STORED DATA ::

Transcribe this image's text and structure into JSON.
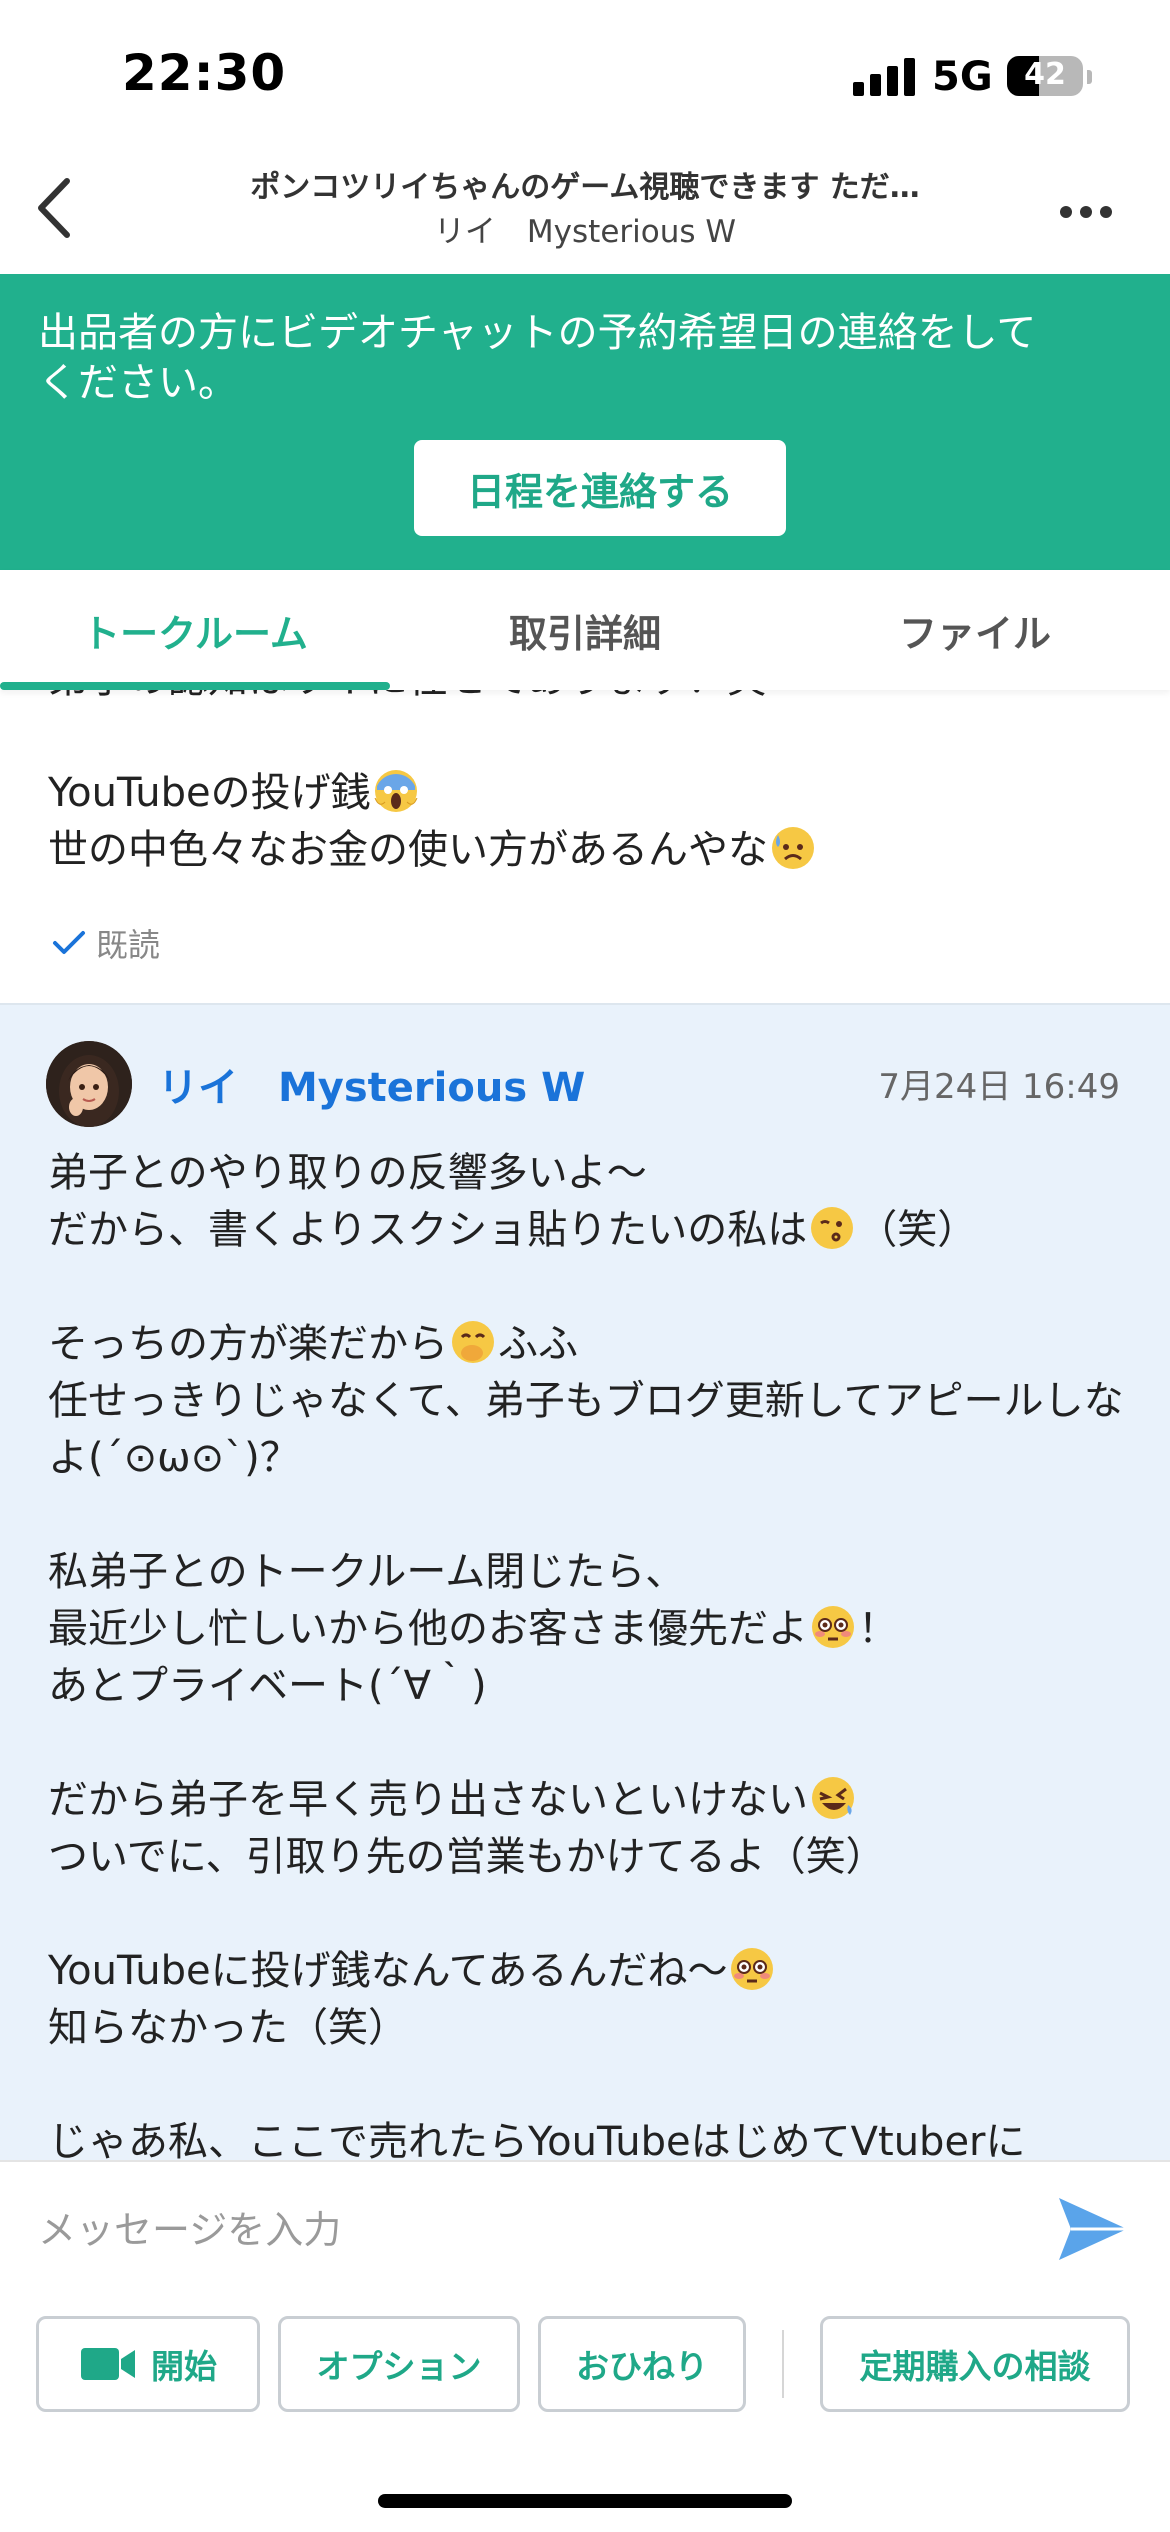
{
  "status_bar": {
    "time": "22:30",
    "network": "5G",
    "battery": "42",
    "battery_level": 0.42
  },
  "header": {
    "title": "ポンコツリイちゃんのゲーム視聴できます ただ…",
    "subtitle": "リイ　Mysterious W"
  },
  "banner": {
    "text": "出品者の方にビデオチャットの予約希望日の連絡をしてください。",
    "button_label": "日程を連絡する"
  },
  "tabs": [
    {
      "label": "トークルーム",
      "active": true
    },
    {
      "label": "取引詳細",
      "active": false
    },
    {
      "label": "ファイル",
      "active": false
    }
  ],
  "messages": {
    "own": {
      "line_clipped": "弟子の認知はリイに任せてあります！笑",
      "line_2": "YouTubeの投げ銭",
      "line_3": "世の中色々なお金の使い方があるんやな",
      "read_label": "既読"
    },
    "other": {
      "sender": "リイ　Mysterious W",
      "time": "7月24日 16:49",
      "l1": "弟子とのやり取りの反響多いよ〜",
      "l2a": "だから、書くよりスクショ貼りたいの私は",
      "l2b": "（笑）",
      "l3a": "そっちの方が楽だから",
      "l3b": "ふふ",
      "l4": "任せっきりじゃなくて、弟子もブログ更新してアピールしなよ(´⊙ω⊙`)？",
      "l5": "私弟子とのトークルーム閉じたら、",
      "l6a": "最近少し忙しいから他のお客さま優先だよ",
      "l6b": "！",
      "l7": "あとプライベート(´∀｀)",
      "l8": "だから弟子を早く売り出さないといけない",
      "l9": "ついでに、引取り先の営業もかけてるよ（笑）",
      "l10": "YouTubeに投げ銭なんてあるんだね〜",
      "l11": "知らなかった（笑）",
      "l12_clipped": "じゃあ私、ここで売れたらYouTubeはじめてVtuberに"
    }
  },
  "composer": {
    "placeholder": "メッセージを入力",
    "buttons": {
      "start": "開始",
      "option": "オプション",
      "tip": "おひねり",
      "subscription": "定期購入の相談"
    }
  },
  "colors": {
    "accent": "#21b08d",
    "link": "#1a73d9",
    "other_bubble_bg": "#e9f2fb",
    "send": "#5aa4ea"
  },
  "icons": [
    "back-chevron-icon",
    "more-dots-icon",
    "check-icon",
    "send-icon",
    "video-camera-icon",
    "signal-icon",
    "battery-icon"
  ]
}
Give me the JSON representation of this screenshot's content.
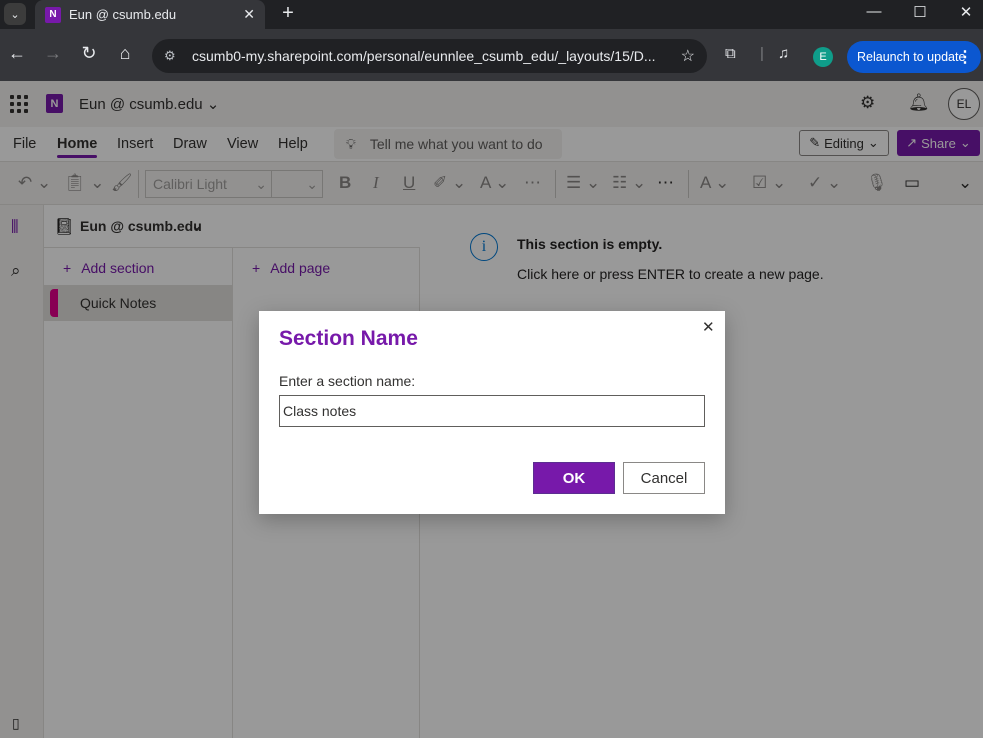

WHAT YOU NEED TO DO :: Write the material out again exactly as it appears, dropping the pictures.

TASK RESPONSE ::
Transcribe this image's text and structure into JSON.
{
  "status_bar": {
    "time": "22:30",
    "network": "5G",
    "battery": "42",
    "battery_level": 0.42
  },
  "header": {
    "title": "ポンコツリイちゃんのゲーム視聴できます ただ…",
    "subtitle": "リイ　Mysterious W"
  },
  "banner": {
    "text": "出品者の方にビデオチャットの予約希望日の連絡をしてください。",
    "button_label": "日程を連絡する"
  },
  "tabs": [
    {
      "label": "トークルーム",
      "active": true
    },
    {
      "label": "取引詳細",
      "active": false
    },
    {
      "label": "ファイル",
      "active": false
    }
  ],
  "messages": {
    "own": {
      "line_clipped": "弟子の認知はリイに任せてあります！笑",
      "line_2": "YouTubeの投げ銭",
      "line_3": "世の中色々なお金の使い方があるんやな",
      "read_label": "既読"
    },
    "other": {
      "sender": "リイ　Mysterious W",
      "time": "7月24日 16:49",
      "l1": "弟子とのやり取りの反響多いよ〜",
      "l2a": "だから、書くよりスクショ貼りたいの私は",
      "l2b": "（笑）",
      "l3a": "そっちの方が楽だから",
      "l3b": "ふふ",
      "l4": "任せっきりじゃなくて、弟子もブログ更新してアピールしなよ(´⊙ω⊙`)？",
      "l5": "私弟子とのトークルーム閉じたら、",
      "l6a": "最近少し忙しいから他のお客さま優先だよ",
      "l6b": "！",
      "l7": "あとプライベート(´∀｀)",
      "l8": "だから弟子を早く売り出さないといけない",
      "l9": "ついでに、引取り先の営業もかけてるよ（笑）",
      "l10": "YouTubeに投げ銭なんてあるんだね〜",
      "l11": "知らなかった（笑）",
      "l12_clipped": "じゃあ私、ここで売れたらYouTubeはじめてVtuberに"
    }
  },
  "composer": {
    "placeholder": "メッセージを入力",
    "buttons": {
      "start": "開始",
      "option": "オプション",
      "tip": "おひねり",
      "subscription": "定期購入の相談"
    }
  },
  "colors": {
    "accent": "#21b08d",
    "link": "#1a73d9",
    "other_bubble_bg": "#e9f2fb",
    "send": "#5aa4ea"
  },
  "icons": [
    "back-chevron-icon",
    "more-dots-icon",
    "check-icon",
    "send-icon",
    "video-camera-icon",
    "signal-icon",
    "battery-icon"
  ]
}
Give me the JSON representation of this screenshot's content.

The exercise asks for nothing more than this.